→ **Written task**: Every line below is to be copied exactly, with the pictures left out.

Data items:
####################
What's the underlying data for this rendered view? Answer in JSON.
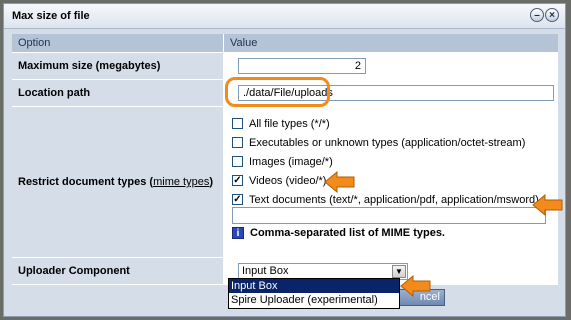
{
  "panel": {
    "title": "Max size of file"
  },
  "table": {
    "header": {
      "option": "Option",
      "value": "Value"
    },
    "max_size": {
      "label": "Maximum size (megabytes)",
      "value": "2"
    },
    "location": {
      "label": "Location path",
      "value": "./data/File/uploads"
    },
    "restrict": {
      "label": "Restrict document types (",
      "link": "mime types",
      "label_end": ")",
      "types": [
        {
          "label": "All file types (*/*)",
          "checked": false
        },
        {
          "label": "Executables or unknown types (application/octet-stream)",
          "checked": false
        },
        {
          "label": "Images (image/*)",
          "checked": false
        },
        {
          "label": "Videos (video/*)",
          "checked": true
        },
        {
          "label": "Text documents (text/*, application/pdf, application/msword)",
          "checked": true
        }
      ],
      "custom_value": "",
      "hint": "Comma-separated list of MIME types.",
      "hint_icon": "info-icon"
    },
    "uploader": {
      "label": "Uploader Component",
      "selected": "Input Box",
      "options": [
        "Input Box",
        "Spire Uploader (experimental)"
      ]
    }
  },
  "footer": {
    "cancel_partial": "ncel"
  },
  "colors": {
    "highlight": "#f28a1c",
    "selection": "#0a246a",
    "panel_bg": "#d4dde8"
  }
}
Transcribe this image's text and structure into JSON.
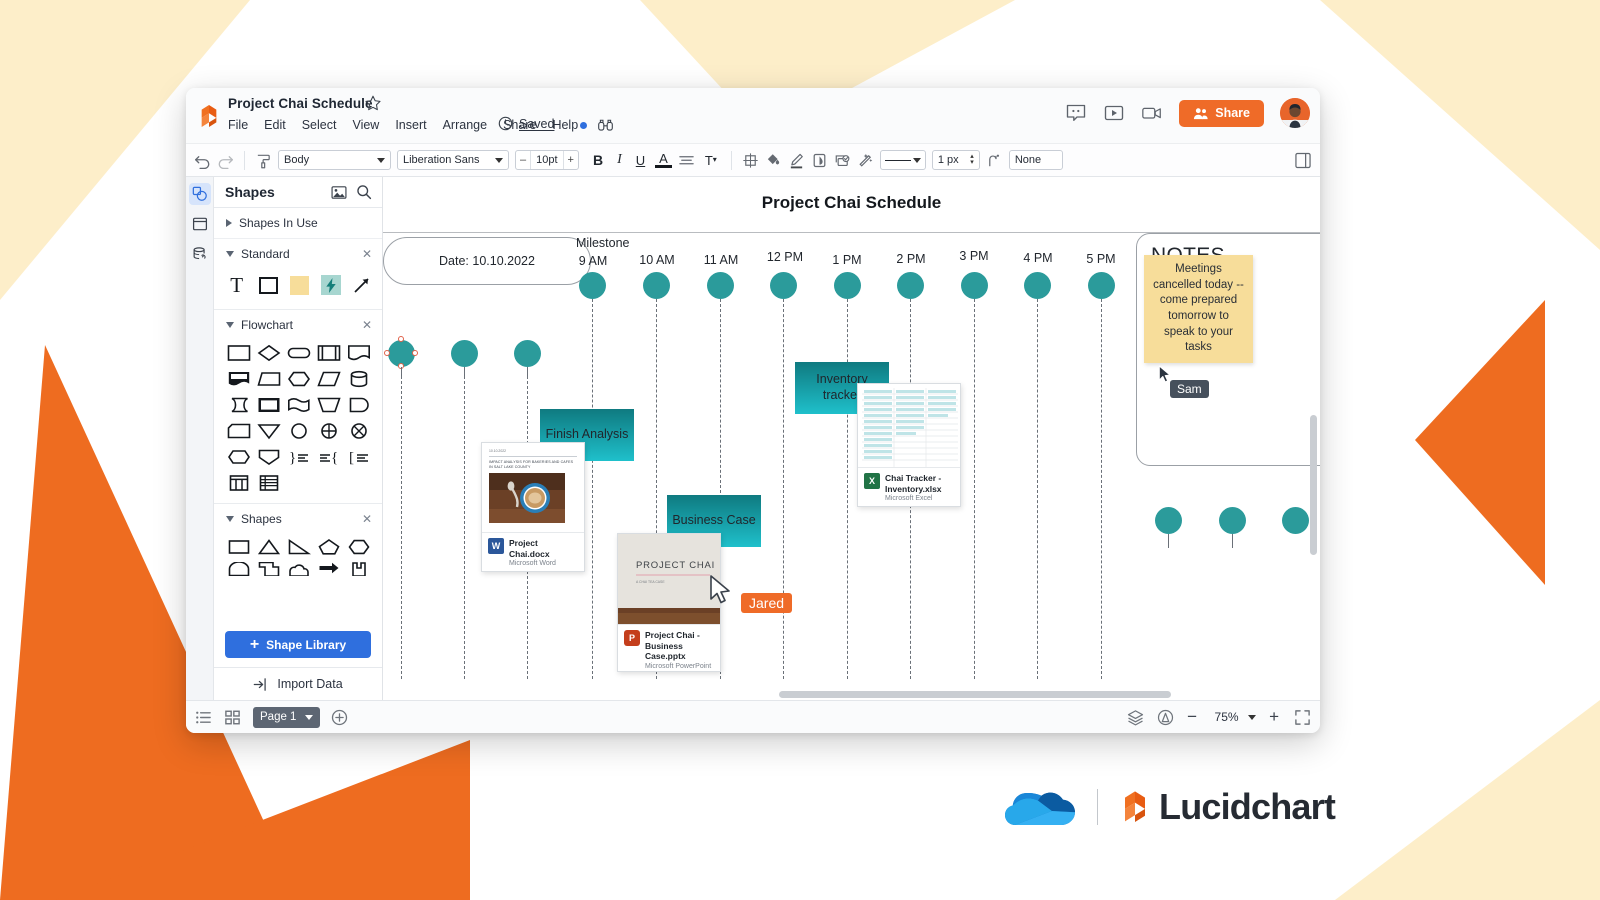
{
  "window": {
    "doc_title": "Project Chai Schedule",
    "star_icon": "star-outline-icon",
    "lucid_logo_icon": "lucid-mark-icon",
    "menus": [
      "File",
      "Edit",
      "Select",
      "View",
      "Insert",
      "Arrange",
      "Share",
      "Help"
    ],
    "help_dot_color": "#2f6fde",
    "binoculars_icon": "binoculars-icon",
    "save_status": "Saved",
    "save_clock_icon": "clock-icon",
    "right_icons": [
      "comment-icon",
      "present-icon",
      "video-camera-icon"
    ],
    "share_label": "Share",
    "share_color": "#ef6b28",
    "avatar_name": "user-avatar"
  },
  "format_toolbar": {
    "undo_icon": "undo-icon",
    "redo_icon": "redo-icon",
    "format_painter_icon": "format-painter-icon",
    "text_style": "Body",
    "font_family": "Liberation Sans",
    "font_size": "10pt",
    "decrease_label": "–",
    "increase_label": "+",
    "bold_label": "B",
    "italic_label": "I",
    "underline_label": "U",
    "text_color_label": "A",
    "align_icon": "align-icon",
    "text_options_label": "T",
    "shape_icons": [
      "frame-icon",
      "fill-bucket-icon",
      "line-color-icon",
      "shadow-icon",
      "theme-icon",
      "magic-wand-icon"
    ],
    "line_style": "line-style-select",
    "line_width": "1 px",
    "line_jump_icon": "line-jump-icon",
    "arrow_end": "None",
    "right_panel_icon": "right-panel-icon"
  },
  "left_rail": [
    {
      "name": "shapes-rail-button",
      "icon": "shapes-icon",
      "active": true
    },
    {
      "name": "templates-rail-button",
      "icon": "template-icon",
      "active": false
    },
    {
      "name": "data-rail-button",
      "icon": "data-link-icon",
      "active": false
    }
  ],
  "shapes_panel": {
    "title": "Shapes",
    "image_icon": "image-icon",
    "search_icon": "search-icon",
    "sections": [
      {
        "label": "Shapes In Use",
        "expanded": false,
        "closable": false
      },
      {
        "label": "Standard",
        "expanded": true,
        "closable": true
      },
      {
        "label": "Flowchart",
        "expanded": true,
        "closable": true
      },
      {
        "label": "Shapes",
        "expanded": true,
        "closable": true
      }
    ],
    "standard_shapes": [
      "text-shape",
      "rectangle-shape",
      "sticky-note-shape",
      "hotspot-shape",
      "arrow-line-shape"
    ],
    "shape_library_label": "Shape Library",
    "shape_library_plus": "+",
    "import_data_label": "Import Data",
    "import_data_icon": "import-icon"
  },
  "canvas": {
    "title": "Project Chai Schedule",
    "date_pill": "Date: 10.10.2022",
    "milestone_label": "Milestone",
    "time_ticks": [
      "9 AM",
      "10 AM",
      "11 AM",
      "12 PM",
      "1 PM",
      "2 PM",
      "3 PM",
      "4 PM",
      "5 PM"
    ],
    "node_color": "#2b9b9b",
    "task_boxes": [
      {
        "label": "Finish Analysis",
        "name": "task-finish-analysis"
      },
      {
        "label": "Business Case",
        "name": "task-business-case"
      },
      {
        "label": "Inventory tracker",
        "name": "task-inventory-tracker"
      }
    ],
    "notes": {
      "title": "NOTES",
      "sticky_text": "Meetings cancelled today -- come prepared tomorrow to speak to your tasks",
      "sticky_color": "#f7dd9a",
      "cursor_label": "Sam",
      "cursor_color": "#46505c"
    },
    "collaborator_cursor": {
      "label": "Jared",
      "color": "#ef6b28"
    },
    "file_cards": [
      {
        "name": "file-card-project-chai-docx",
        "filename": "Project Chai.docx",
        "app": "Microsoft Word",
        "icon_letter": "W",
        "icon_color": "#2b579a",
        "preview_date": "10.10.2022",
        "preview_heading": "IMPACT ANALYSIS FOR BAKERIES AND CAFES IN SALT LAKE COUNTY"
      },
      {
        "name": "file-card-business-case-pptx",
        "filename": "Project Chai - Business Case.pptx",
        "app": "Microsoft PowerPoint",
        "icon_letter": "P",
        "icon_color": "#c43e1c",
        "preview_heading": "PROJECT CHAI",
        "preview_sub": "A CHAI TEA CASE"
      },
      {
        "name": "file-card-inventory-xlsx",
        "filename": "Chai Tracker - Inventory.xlsx",
        "app": "Microsoft Excel",
        "icon_letter": "X",
        "icon_color": "#217346"
      }
    ]
  },
  "statusbar": {
    "layers_list_icon": "outline-list-icon",
    "grid_icon": "grid-view-icon",
    "page_label": "Page 1",
    "add_page_icon": "add-page-icon",
    "layers_icon": "layers-icon",
    "accessibility_icon": "accessibility-icon",
    "zoom_out_label": "−",
    "zoom_level": "75%",
    "zoom_in_label": "+",
    "fullscreen_icon": "fullscreen-icon"
  },
  "footer": {
    "onedrive_icon": "onedrive-cloud-icon",
    "brand": "Lucidchart",
    "brand_mark_icon": "lucid-mark-icon"
  },
  "background": {
    "cream": "#fdeec9",
    "orange": "#ee6c20"
  }
}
####################
→ **The solution**:
What's the underlying data for this rendered view? Answer in JSON.
{
  "panel": {
    "title": "Max size of file"
  },
  "table": {
    "header": {
      "option": "Option",
      "value": "Value"
    },
    "max_size": {
      "label": "Maximum size (megabytes)",
      "value": "2"
    },
    "location": {
      "label": "Location path",
      "value": "./data/File/uploads"
    },
    "restrict": {
      "label": "Restrict document types (",
      "link": "mime types",
      "label_end": ")",
      "types": [
        {
          "label": "All file types (*/*)",
          "checked": false
        },
        {
          "label": "Executables or unknown types (application/octet-stream)",
          "checked": false
        },
        {
          "label": "Images (image/*)",
          "checked": false
        },
        {
          "label": "Videos (video/*)",
          "checked": true
        },
        {
          "label": "Text documents (text/*, application/pdf, application/msword)",
          "checked": true
        }
      ],
      "custom_value": "",
      "hint": "Comma-separated list of MIME types.",
      "hint_icon": "info-icon"
    },
    "uploader": {
      "label": "Uploader Component",
      "selected": "Input Box",
      "options": [
        "Input Box",
        "Spire Uploader (experimental)"
      ]
    }
  },
  "footer": {
    "cancel_partial": "ncel"
  },
  "colors": {
    "highlight": "#f28a1c",
    "selection": "#0a246a",
    "panel_bg": "#d4dde8"
  }
}
Transcribe this image's text and structure into JSON.
{
  "window": {
    "doc_title": "Project Chai Schedule",
    "star_icon": "star-outline-icon",
    "lucid_logo_icon": "lucid-mark-icon",
    "menus": [
      "File",
      "Edit",
      "Select",
      "View",
      "Insert",
      "Arrange",
      "Share",
      "Help"
    ],
    "help_dot_color": "#2f6fde",
    "binoculars_icon": "binoculars-icon",
    "save_status": "Saved",
    "save_clock_icon": "clock-icon",
    "right_icons": [
      "comment-icon",
      "present-icon",
      "video-camera-icon"
    ],
    "share_label": "Share",
    "share_color": "#ef6b28",
    "avatar_name": "user-avatar"
  },
  "format_toolbar": {
    "undo_icon": "undo-icon",
    "redo_icon": "redo-icon",
    "format_painter_icon": "format-painter-icon",
    "text_style": "Body",
    "font_family": "Liberation Sans",
    "font_size": "10pt",
    "decrease_label": "–",
    "increase_label": "+",
    "bold_label": "B",
    "italic_label": "I",
    "underline_label": "U",
    "text_color_label": "A",
    "align_icon": "align-icon",
    "text_options_label": "T",
    "shape_icons": [
      "frame-icon",
      "fill-bucket-icon",
      "line-color-icon",
      "shadow-icon",
      "theme-icon",
      "magic-wand-icon"
    ],
    "line_style": "line-style-select",
    "line_width": "1 px",
    "line_jump_icon": "line-jump-icon",
    "arrow_end": "None",
    "right_panel_icon": "right-panel-icon"
  },
  "left_rail": [
    {
      "name": "shapes-rail-button",
      "icon": "shapes-icon",
      "active": true
    },
    {
      "name": "templates-rail-button",
      "icon": "template-icon",
      "active": false
    },
    {
      "name": "data-rail-button",
      "icon": "data-link-icon",
      "active": false
    }
  ],
  "shapes_panel": {
    "title": "Shapes",
    "image_icon": "image-icon",
    "search_icon": "search-icon",
    "sections": [
      {
        "label": "Shapes In Use",
        "expanded": false,
        "closable": false
      },
      {
        "label": "Standard",
        "expanded": true,
        "closable": true
      },
      {
        "label": "Flowchart",
        "expanded": true,
        "closable": true
      },
      {
        "label": "Shapes",
        "expanded": true,
        "closable": true
      }
    ],
    "standard_shapes": [
      "text-shape",
      "rectangle-shape",
      "sticky-note-shape",
      "hotspot-shape",
      "arrow-line-shape"
    ],
    "shape_library_label": "Shape Library",
    "shape_library_plus": "+",
    "import_data_label": "Import Data",
    "import_data_icon": "import-icon"
  },
  "canvas": {
    "title": "Project Chai Schedule",
    "date_pill": "Date: 10.10.2022",
    "milestone_label": "Milestone",
    "time_ticks": [
      "9 AM",
      "10 AM",
      "11 AM",
      "12 PM",
      "1 PM",
      "2 PM",
      "3 PM",
      "4 PM",
      "5 PM"
    ],
    "node_color": "#2b9b9b",
    "task_boxes": [
      {
        "label": "Finish Analysis",
        "name": "task-finish-analysis"
      },
      {
        "label": "Business Case",
        "name": "task-business-case"
      },
      {
        "label": "Inventory tracker",
        "name": "task-inventory-tracker"
      }
    ],
    "notes": {
      "title": "NOTES",
      "sticky_text": "Meetings cancelled today -- come prepared tomorrow to speak to your tasks",
      "sticky_color": "#f7dd9a",
      "cursor_label": "Sam",
      "cursor_color": "#46505c"
    },
    "collaborator_cursor": {
      "label": "Jared",
      "color": "#ef6b28"
    },
    "file_cards": [
      {
        "name": "file-card-project-chai-docx",
        "filename": "Project Chai.docx",
        "app": "Microsoft Word",
        "icon_letter": "W",
        "icon_color": "#2b579a",
        "preview_date": "10.10.2022",
        "preview_heading": "IMPACT ANALYSIS FOR BAKERIES AND CAFES IN SALT LAKE COUNTY"
      },
      {
        "name": "file-card-business-case-pptx",
        "filename": "Project Chai - Business Case.pptx",
        "app": "Microsoft PowerPoint",
        "icon_letter": "P",
        "icon_color": "#c43e1c",
        "preview_heading": "PROJECT CHAI",
        "preview_sub": "A CHAI TEA CASE"
      },
      {
        "name": "file-card-inventory-xlsx",
        "filename": "Chai Tracker - Inventory.xlsx",
        "app": "Microsoft Excel",
        "icon_letter": "X",
        "icon_color": "#217346"
      }
    ]
  },
  "statusbar": {
    "layers_list_icon": "outline-list-icon",
    "grid_icon": "grid-view-icon",
    "page_label": "Page 1",
    "add_page_icon": "add-page-icon",
    "layers_icon": "layers-icon",
    "accessibility_icon": "accessibility-icon",
    "zoom_out_label": "−",
    "zoom_level": "75%",
    "zoom_in_label": "+",
    "fullscreen_icon": "fullscreen-icon"
  },
  "footer": {
    "onedrive_icon": "onedrive-cloud-icon",
    "brand": "Lucidchart",
    "brand_mark_icon": "lucid-mark-icon"
  },
  "background": {
    "cream": "#fdeec9",
    "orange": "#ee6c20"
  }
}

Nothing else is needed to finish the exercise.